[Stored records]
## Start
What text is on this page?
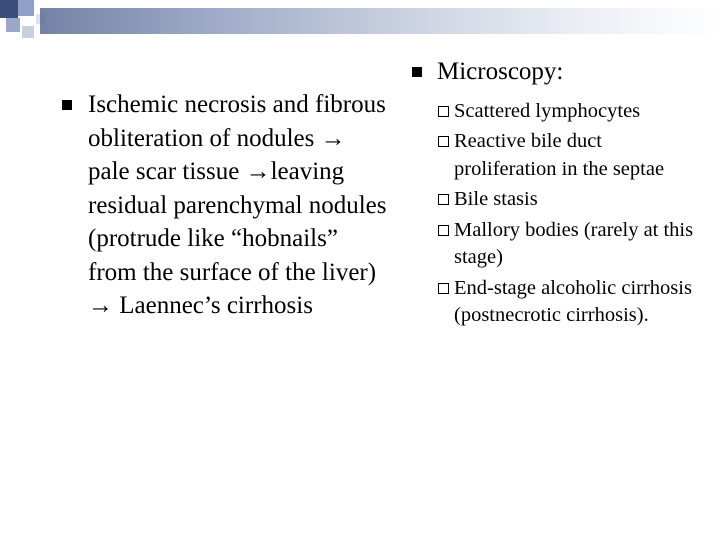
Ischemic necrosis and fibrous obliteration of nodules → pale scar tissue →leaving residual parenchymal nodules (protrude like “hobnails” from the surface of the liver) → Laennec’s cirrhosis
Microscopy:
Scattered lymphocytes
Reactive bile duct proliferation in the septae
Bile stasis
Mallory bodies (rarely at this stage)
End-stage alcoholic cirrhosis (postnecrotic cirrhosis).
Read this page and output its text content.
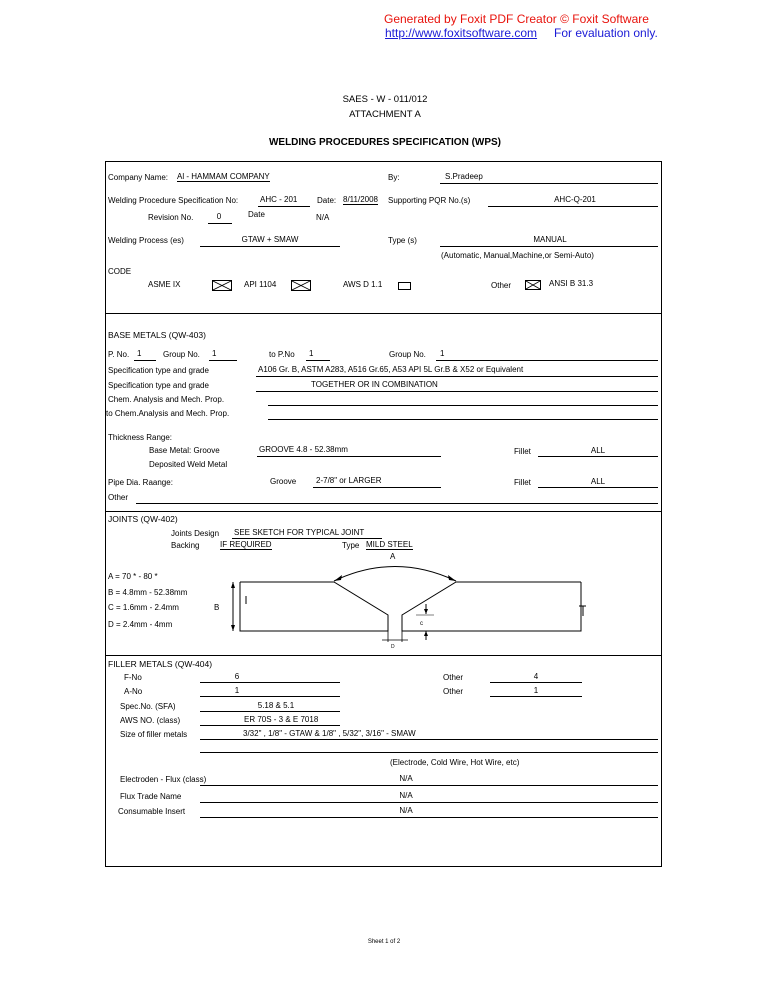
Generated by Foxit PDF Creator © Foxit Software
http://www.foxitsoftware.com For evaluation only.
SAES - W - 011/012
ATTACHMENT A
WELDING PROCEDURES SPECIFICATION (WPS)
Company Name: Al - HAMMAM COMPANY	By:	S.Pradeep
Welding Procedure Specification No:	AHC - 201 Date: 8/11/2008 Supporting PQR No.(s)	AHC-Q-201
Revision No.	0	Date	N/A
Welding Process (es)	GTAW + SMAW	Type (s)	MANUAL
(Automatic, Manual,Machine,or Semi-Auto)
CODE
ASME IX	API 1104	AWS D 1.1	Other	ANSI B 31.3
BASE METALS (QW-403)
P. No. 1	Group No. 1	to P.No 1	Group No. 1
Specification type and grade	A106 Gr. B, ASTM A283, A516 Gr.65, A53 API 5L Gr.B & X52 or Equivalent
Specification type and grade	TOGETHER OR IN COMBINATION
Chem. Analysis and Mech. Prop.
to Chem.Analysis and Mech. Prop.
Thickness Range:
Base Metal: Groove	GROOVE 4.8 - 52.38mm	Fillet	ALL
Deposited Weld Metal
Pipe Dia. Raange:	Groove 2-7/8" or LARGER	Fillet	ALL
Other
JOINTS (QW-402)
Joints Design SEE SKETCH FOR TYPICAL JOINT
Backing	IF REQUIRED	Type MILD STEEL
A = 70 * - 80 *
B = 4.8mm - 52.38mm
C = 1.6mm - 2.4mm
D = 2.4mm - 4mm
A
B
c
D
FILLER METALS (QW-404)
F-No	6	Other	4
A-No	1	Other	1
Spec.No. (SFA)	5.18 & 5.1
AWS NO. (class)	ER 70S - 3 & E 7018
Size of filler metals	3/32" , 1/8" - GTAW & 1/8" , 5/32", 3/16" - SMAW
(Electrode, Cold Wire, Hot Wire, etc)
Electroden - Flux (class)	N/A
Flux Trade Name	N/A
Consumable Insert	N/A
Sheet 1 of 2
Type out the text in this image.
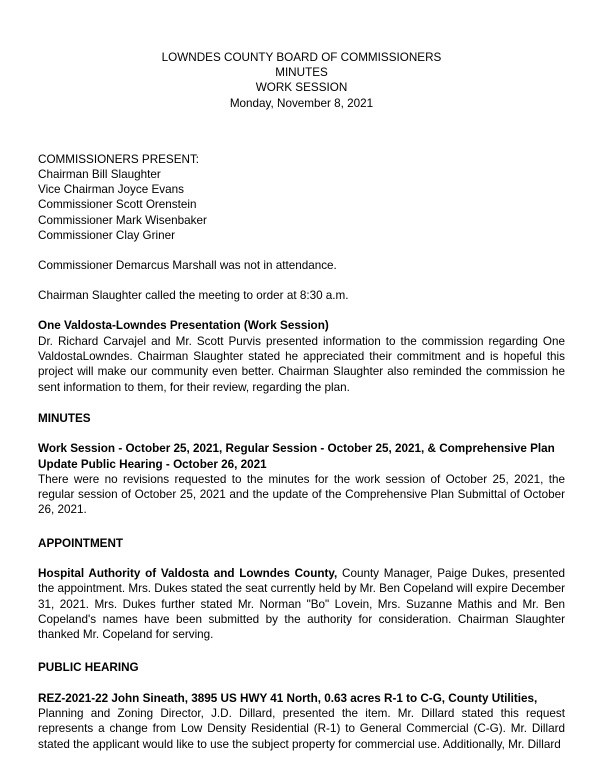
LOWNDES COUNTY BOARD OF COMMISSIONERS
MINUTES
WORK SESSION
Monday, November 8, 2021
COMMISSIONERS PRESENT:
Chairman Bill Slaughter
Vice Chairman Joyce Evans
Commissioner Scott Orenstein
Commissioner Mark Wisenbaker
Commissioner Clay Griner
Commissioner Demarcus Marshall was not in attendance.
Chairman Slaughter called the meeting to order at 8:30 a.m.

One Valdosta-Lowndes Presentation (Work Session)

Dr. Richard Carvajel and Mr. Scott Purvis presented information to the commission regarding One ValdostaLowndes. Chairman Slaughter stated he appreciated their commitment and is hopeful this project will make our community even better. Chairman Slaughter also reminded the commission he sent information to them, for their review, regarding the plan.

MINUTES

Work Session - October 25, 2021, Regular Session - October 25, 2021, & Comprehensive Plan Update Public Hearing - October 26, 2021

There were no revisions requested to the minutes for the work session of October 25, 2021, the regular session of October 25, 2021 and the update of the Comprehensive Plan Submittal of October 26, 2021.

APPOINTMENT

Hospital Authority of Valdosta and Lowndes County, County Manager, Paige Dukes, presented the appointment. Mrs. Dukes stated the seat currently held by Mr. Ben Copeland will expire December 31, 2021. Mrs. Dukes further stated Mr. Norman "Bo" Lovein, Mrs. Suzanne Mathis and Mr. Ben Copeland's names have been submitted by the authority for consideration. Chairman Slaughter thanked Mr. Copeland for serving.

PUBLIC HEARING

REZ-2021-22 John Sineath, 3895 US HWY 41 North, 0.63 acres R-1 to C-G, County Utilities,

Planning and Zoning Director, J.D. Dillard, presented the item. Mr. Dillard stated this request represents a change from Low Density Residential (R-1) to General Commercial (C-G). Mr. Dillard stated the applicant would like to use the subject property for commercial use. Additionally, Mr. Dillard
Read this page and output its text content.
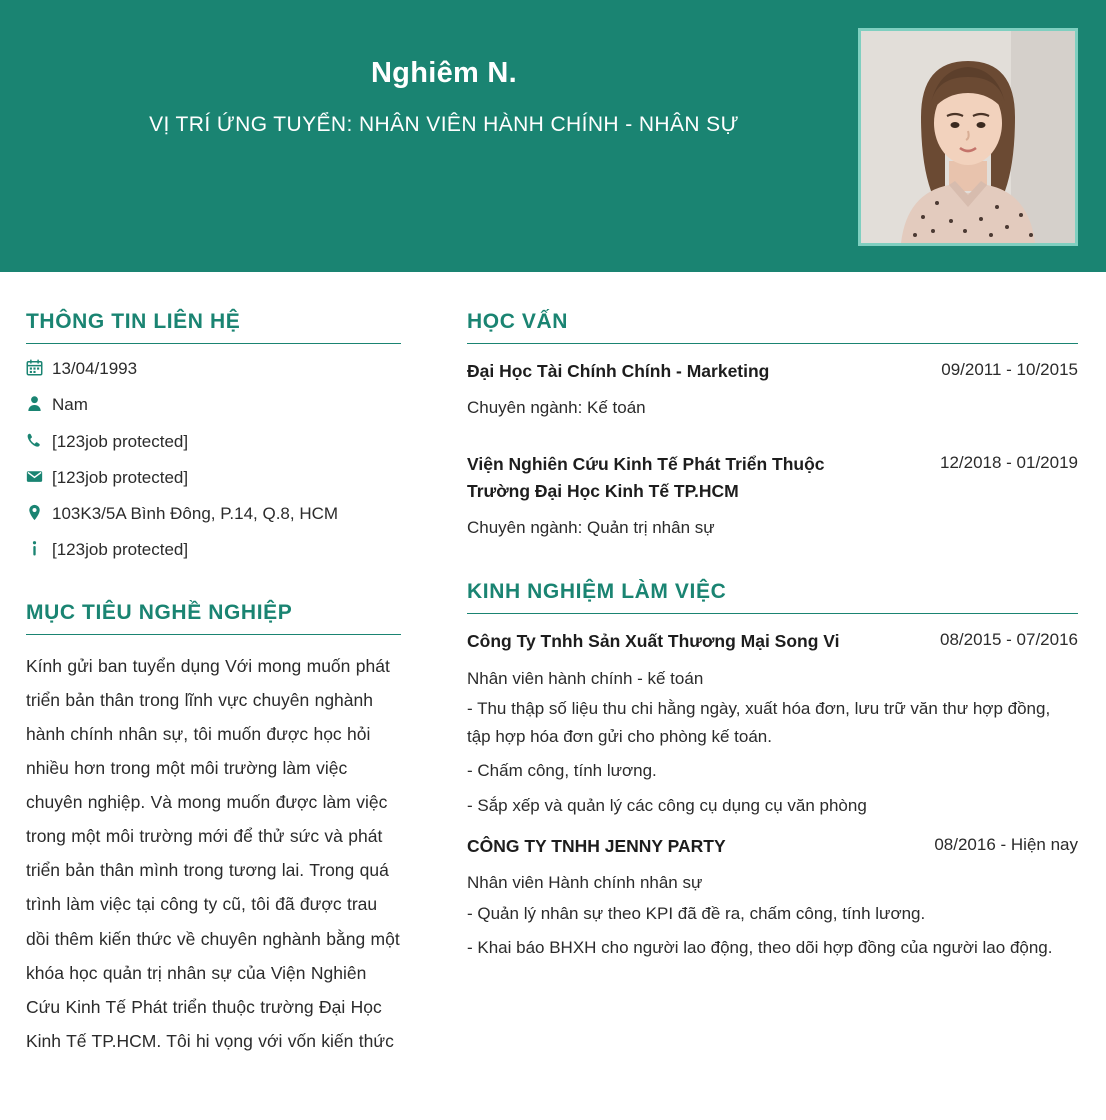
Nghiêm N.
VỊ TRÍ ỨNG TUYỂN: NHÂN VIÊN HÀNH CHÍNH - NHÂN SỰ
THÔNG TIN LIÊN HỆ
13/04/1993
Nam
[123job protected]
[123job protected]
103K3/5A Bình Đông, P.14, Q.8, HCM
[123job protected]
MỤC TIÊU NGHỀ NGHIỆP
Kính gửi ban tuyển dụng Với mong muốn phát triển bản thân trong lĩnh vực chuyên nghành hành chính nhân sự, tôi muốn được học hỏi nhiều hơn trong một môi trường làm việc chuyên nghiệp. Và mong muốn được làm việc trong một môi trường mới để thử sức và phát triển bản thân mình trong tương lai. Trong quá trình làm việc tại công ty cũ, tôi đã được trau dồi thêm kiến thức về chuyên nghành bằng một khóa học quản trị nhân sự của Viện Nghiên Cứu Kinh Tế Phát triển thuộc trường Đại Học Kinh Tế TP.HCM. Tôi hi vọng với vốn kiến thức
HỌC VẤN
Đại Học Tài Chính Chính - Marketing	09/2011 - 10/2015
Chuyên ngành: Kế toán
Viện Nghiên Cứu Kinh Tế Phát Triển Thuộc Trường Đại Học Kinh Tế TP.HCM
12/2018 - 01/2019
Chuyên ngành: Quản trị nhân sự
KINH NGHIỆM LÀM VIỆC
Công Ty Tnhh Sản Xuất Thương Mại Song Vi	08/2015 - 07/2016
Nhân viên hành chính - kế toán
- Thu thập số liệu thu chi hằng ngày, xuất hóa đơn, lưu trữ văn thư hợp đồng, tập hợp hóa đơn gửi cho phòng kế toán.
- Chấm công, tính lương.
- Sắp xếp và quản lý các công cụ dụng cụ văn phòng
CÔNG TY TNHH JENNY PARTY	08/2016 - Hiện nay
Nhân viên Hành chính nhân sự
- Quản lý nhân sự theo KPI đã đề ra, chấm công, tính lương.
- Khai báo BHXH cho người lao động, theo dõi hợp đồng của người lao động.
## End
Nothing but the pictures may be dropped; output the records above exactly.

What text is on this page?
Ischemic necrosis and fibrous obliteration of nodules → pale scar tissue →leaving residual parenchymal nodules (protrude like “hobnails” from the surface of the liver) → Laennec’s cirrhosis
Microscopy:
Scattered lymphocytes
Reactive bile duct proliferation in the septae
Bile stasis
Mallory bodies (rarely at this stage)
End-stage alcoholic cirrhosis (postnecrotic cirrhosis).
Read this page and output its text content.
Generated by Foxit PDF Creator © Foxit Software
http://www.foxitsoftware.com For evaluation only.
SAES - W - 011/012
ATTACHMENT A
WELDING PROCEDURES SPECIFICATION (WPS)
Company Name: Al - HAMMAM COMPANY	By:	S.Pradeep
Welding Procedure Specification No:	AHC - 201 Date: 8/11/2008 Supporting PQR No.(s)	AHC-Q-201
Revision No.	0	Date	N/A
Welding Process (es)	GTAW + SMAW	Type (s)	MANUAL
(Automatic, Manual,Machine,or Semi-Auto)
CODE
ASME IX	API 1104	AWS D 1.1	Other	ANSI B 31.3
BASE METALS (QW-403)
P. No. 1	Group No. 1	to P.No 1	Group No. 1
Specification type and grade	A106 Gr. B, ASTM A283, A516 Gr.65, A53 API 5L Gr.B & X52 or Equivalent
Specification type and grade	TOGETHER OR IN COMBINATION
Chem. Analysis and Mech. Prop.
to Chem.Analysis and Mech. Prop.
Thickness Range:
Base Metal: Groove	GROOVE 4.8 - 52.38mm	Fillet	ALL
Deposited Weld Metal
Pipe Dia. Raange:	Groove 2-7/8" or LARGER	Fillet	ALL
Other
JOINTS (QW-402)
Joints Design SEE SKETCH FOR TYPICAL JOINT
Backing	IF REQUIRED	Type MILD STEEL
A = 70 * - 80 *
B = 4.8mm - 52.38mm
C = 1.6mm - 2.4mm
D = 2.4mm - 4mm
A
B
c
D
FILLER METALS (QW-404)
F-No	6	Other	4
A-No	1	Other	1
Spec.No. (SFA)	5.18 & 5.1
AWS NO. (class)	ER 70S - 3 & E 7018
Size of filler metals	3/32" , 1/8" - GTAW & 1/8" , 5/32", 3/16" - SMAW
(Electrode, Cold Wire, Hot Wire, etc)
Electroden - Flux (class)	N/A
Flux Trade Name	N/A
Consumable Insert	N/A
Sheet 1 of 2
Type out the text in this image.
LOWNDES COUNTY BOARD OF COMMISSIONERS
MINUTES
WORK SESSION
Monday, November 8, 2021
COMMISSIONERS PRESENT:
Chairman Bill Slaughter
Vice Chairman Joyce Evans
Commissioner Scott Orenstein
Commissioner Mark Wisenbaker
Commissioner Clay Griner
Commissioner Demarcus Marshall was not in attendance.
Chairman Slaughter called the meeting to order at 8:30 a.m.

One Valdosta-Lowndes Presentation (Work Session)

Dr. Richard Carvajel and Mr. Scott Purvis presented information to the commission regarding One ValdostaLowndes. Chairman Slaughter stated he appreciated their commitment and is hopeful this project will make our community even better. Chairman Slaughter also reminded the commission he sent information to them, for their review, regarding the plan.

MINUTES

Work Session - October 25, 2021, Regular Session - October 25, 2021, & Comprehensive Plan Update Public Hearing - October 26, 2021

There were no revisions requested to the minutes for the work session of October 25, 2021, the regular session of October 25, 2021 and the update of the Comprehensive Plan Submittal of October 26, 2021.

APPOINTMENT

Hospital Authority of Valdosta and Lowndes County, County Manager, Paige Dukes, presented the appointment. Mrs. Dukes stated the seat currently held by Mr. Ben Copeland will expire December 31, 2021. Mrs. Dukes further stated Mr. Norman "Bo" Lovein, Mrs. Suzanne Mathis and Mr. Ben Copeland's names have been submitted by the authority for consideration. Chairman Slaughter thanked Mr. Copeland for serving.

PUBLIC HEARING

REZ-2021-22 John Sineath, 3895 US HWY 41 North, 0.63 acres R-1 to C-G, County Utilities,

Planning and Zoning Director, J.D. Dillard, presented the item. Mr. Dillard stated this request represents a change from Low Density Residential (R-1) to General Commercial (C-G). Mr. Dillard stated the applicant would like to use the subject property for commercial use. Additionally, Mr. Dillard
Read this page and output its text content.
Nghiêm N.
VỊ TRÍ ỨNG TUYỂN: NHÂN VIÊN HÀNH CHÍNH - NHÂN SỰ
THÔNG TIN LIÊN HỆ
13/04/1993
Nam
[123job protected]
[123job protected]
103K3/5A Bình Đông, P.14, Q.8, HCM
[123job protected]
MỤC TIÊU NGHỀ NGHIỆP
Kính gửi ban tuyển dụng Với mong muốn phát triển bản thân trong lĩnh vực chuyên nghành hành chính nhân sự, tôi muốn được học hỏi nhiều hơn trong một môi trường làm việc chuyên nghiệp. Và mong muốn được làm việc trong một môi trường mới để thử sức và phát triển bản thân mình trong tương lai. Trong quá trình làm việc tại công ty cũ, tôi đã được trau dồi thêm kiến thức về chuyên nghành bằng một khóa học quản trị nhân sự của Viện Nghiên Cứu Kinh Tế Phát triển thuộc trường Đại Học Kinh Tế TP.HCM. Tôi hi vọng với vốn kiến thức
HỌC VẤN
Đại Học Tài Chính Chính - Marketing	09/2011 - 10/2015
Chuyên ngành: Kế toán
Viện Nghiên Cứu Kinh Tế Phát Triển Thuộc Trường Đại Học Kinh Tế TP.HCM
12/2018 - 01/2019
Chuyên ngành: Quản trị nhân sự
KINH NGHIỆM LÀM VIỆC
Công Ty Tnhh Sản Xuất Thương Mại Song Vi	08/2015 - 07/2016
Nhân viên hành chính - kế toán
- Thu thập số liệu thu chi hằng ngày, xuất hóa đơn, lưu trữ văn thư hợp đồng, tập hợp hóa đơn gửi cho phòng kế toán.
- Chấm công, tính lương.
- Sắp xếp và quản lý các công cụ dụng cụ văn phòng
CÔNG TY TNHH JENNY PARTY	08/2016 - Hiện nay
Nhân viên Hành chính nhân sự
- Quản lý nhân sự theo KPI đã đề ra, chấm công, tính lương.
- Khai báo BHXH cho người lao động, theo dõi hợp đồng của người lao động.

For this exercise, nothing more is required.